* INSTRUCTIONS FOR THE TASK *
Produce an exact transcription of the listing below, omitting the pictures.

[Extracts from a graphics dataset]

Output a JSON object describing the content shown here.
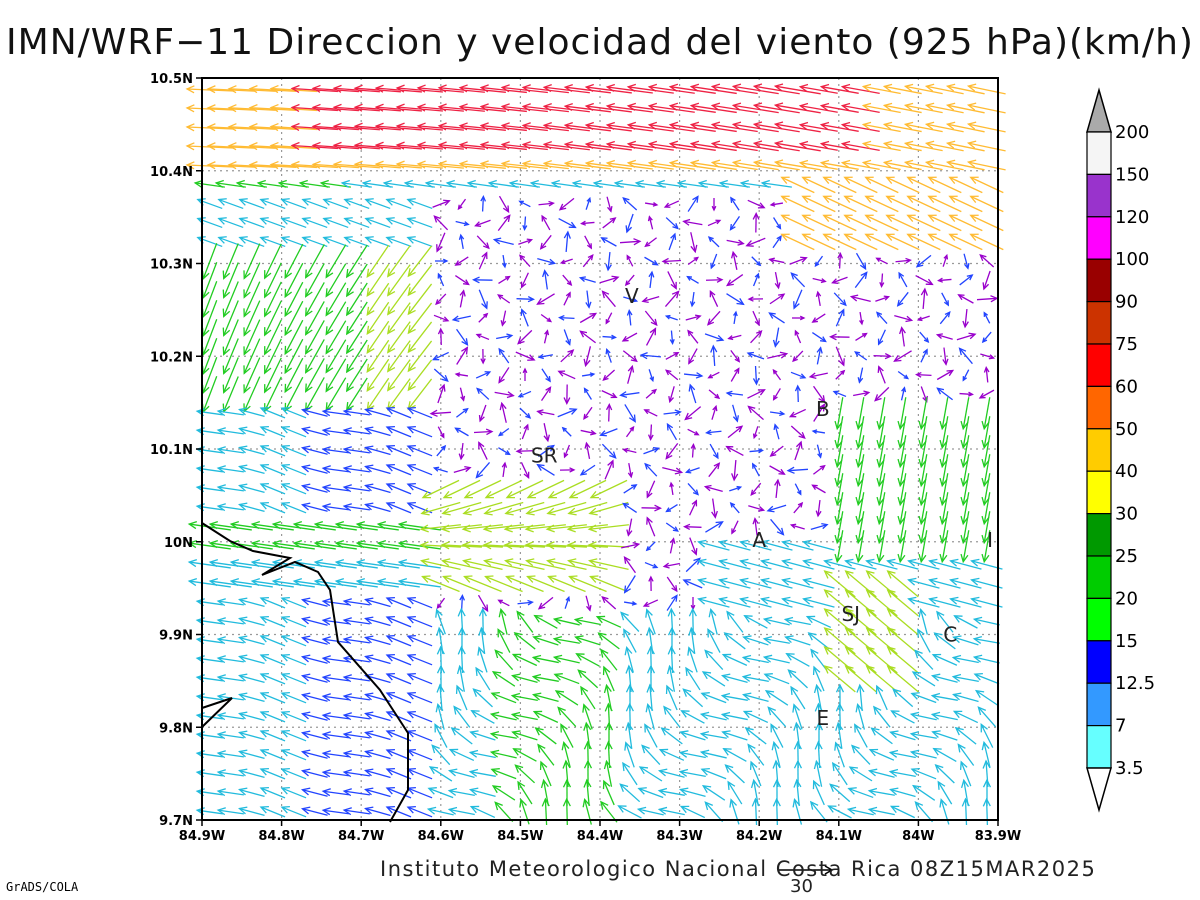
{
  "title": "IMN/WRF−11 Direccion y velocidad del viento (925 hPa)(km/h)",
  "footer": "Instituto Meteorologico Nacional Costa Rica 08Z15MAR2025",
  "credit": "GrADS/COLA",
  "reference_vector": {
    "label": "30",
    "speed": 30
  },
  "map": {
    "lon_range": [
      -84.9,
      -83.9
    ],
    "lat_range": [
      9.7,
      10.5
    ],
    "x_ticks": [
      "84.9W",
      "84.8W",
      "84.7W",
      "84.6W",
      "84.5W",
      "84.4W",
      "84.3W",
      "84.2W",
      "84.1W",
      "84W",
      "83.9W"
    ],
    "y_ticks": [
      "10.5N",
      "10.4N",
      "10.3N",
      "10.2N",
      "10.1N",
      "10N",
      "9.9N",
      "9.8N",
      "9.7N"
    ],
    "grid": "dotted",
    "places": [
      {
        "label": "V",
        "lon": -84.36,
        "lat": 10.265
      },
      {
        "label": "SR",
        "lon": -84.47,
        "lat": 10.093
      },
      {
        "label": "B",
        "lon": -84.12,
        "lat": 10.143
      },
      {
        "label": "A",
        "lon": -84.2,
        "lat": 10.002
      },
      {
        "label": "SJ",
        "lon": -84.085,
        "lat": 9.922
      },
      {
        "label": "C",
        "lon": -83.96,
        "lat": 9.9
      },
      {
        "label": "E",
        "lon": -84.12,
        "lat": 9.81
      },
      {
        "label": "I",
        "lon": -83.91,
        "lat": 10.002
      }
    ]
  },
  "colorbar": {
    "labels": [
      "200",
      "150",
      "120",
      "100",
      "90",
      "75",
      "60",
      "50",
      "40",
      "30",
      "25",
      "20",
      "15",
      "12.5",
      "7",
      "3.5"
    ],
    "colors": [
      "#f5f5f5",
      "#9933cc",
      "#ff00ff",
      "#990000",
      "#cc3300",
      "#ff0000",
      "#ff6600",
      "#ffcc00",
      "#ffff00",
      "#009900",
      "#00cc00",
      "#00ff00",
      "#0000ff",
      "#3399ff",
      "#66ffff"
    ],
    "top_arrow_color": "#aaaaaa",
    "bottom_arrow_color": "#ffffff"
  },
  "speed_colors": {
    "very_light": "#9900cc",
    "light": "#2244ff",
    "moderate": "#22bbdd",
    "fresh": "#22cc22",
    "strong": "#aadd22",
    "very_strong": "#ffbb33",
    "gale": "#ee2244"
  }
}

* EXERCISE SOLUTION *
Output a JSON object describing the content shown here.
{
  "title": "IMN/WRF−11 Direccion y velocidad del viento (925 hPa)(km/h)",
  "footer": "Instituto Meteorologico Nacional Costa Rica 08Z15MAR2025",
  "credit": "GrADS/COLA",
  "reference_vector": {
    "label": "30",
    "speed": 30
  },
  "map": {
    "lon_range": [
      -84.9,
      -83.9
    ],
    "lat_range": [
      9.7,
      10.5
    ],
    "x_ticks": [
      "84.9W",
      "84.8W",
      "84.7W",
      "84.6W",
      "84.5W",
      "84.4W",
      "84.3W",
      "84.2W",
      "84.1W",
      "84W",
      "83.9W"
    ],
    "y_ticks": [
      "10.5N",
      "10.4N",
      "10.3N",
      "10.2N",
      "10.1N",
      "10N",
      "9.9N",
      "9.8N",
      "9.7N"
    ],
    "grid": "dotted",
    "places": [
      {
        "label": "V",
        "lon": -84.36,
        "lat": 10.265
      },
      {
        "label": "SR",
        "lon": -84.47,
        "lat": 10.093
      },
      {
        "label": "B",
        "lon": -84.12,
        "lat": 10.143
      },
      {
        "label": "A",
        "lon": -84.2,
        "lat": 10.002
      },
      {
        "label": "SJ",
        "lon": -84.085,
        "lat": 9.922
      },
      {
        "label": "C",
        "lon": -83.96,
        "lat": 9.9
      },
      {
        "label": "E",
        "lon": -84.12,
        "lat": 9.81
      },
      {
        "label": "I",
        "lon": -83.91,
        "lat": 10.002
      }
    ]
  },
  "colorbar": {
    "labels": [
      "200",
      "150",
      "120",
      "100",
      "90",
      "75",
      "60",
      "50",
      "40",
      "30",
      "25",
      "20",
      "15",
      "12.5",
      "7",
      "3.5"
    ],
    "colors": [
      "#f5f5f5",
      "#9933cc",
      "#ff00ff",
      "#990000",
      "#cc3300",
      "#ff0000",
      "#ff6600",
      "#ffcc00",
      "#ffff00",
      "#009900",
      "#00cc00",
      "#00ff00",
      "#0000ff",
      "#3399ff",
      "#66ffff"
    ],
    "top_arrow_color": "#aaaaaa",
    "bottom_arrow_color": "#ffffff"
  },
  "speed_colors": {
    "very_light": "#9900cc",
    "light": "#2244ff",
    "moderate": "#22bbdd",
    "fresh": "#22cc22",
    "strong": "#aadd22",
    "very_strong": "#ffbb33",
    "gale": "#ee2244"
  }
}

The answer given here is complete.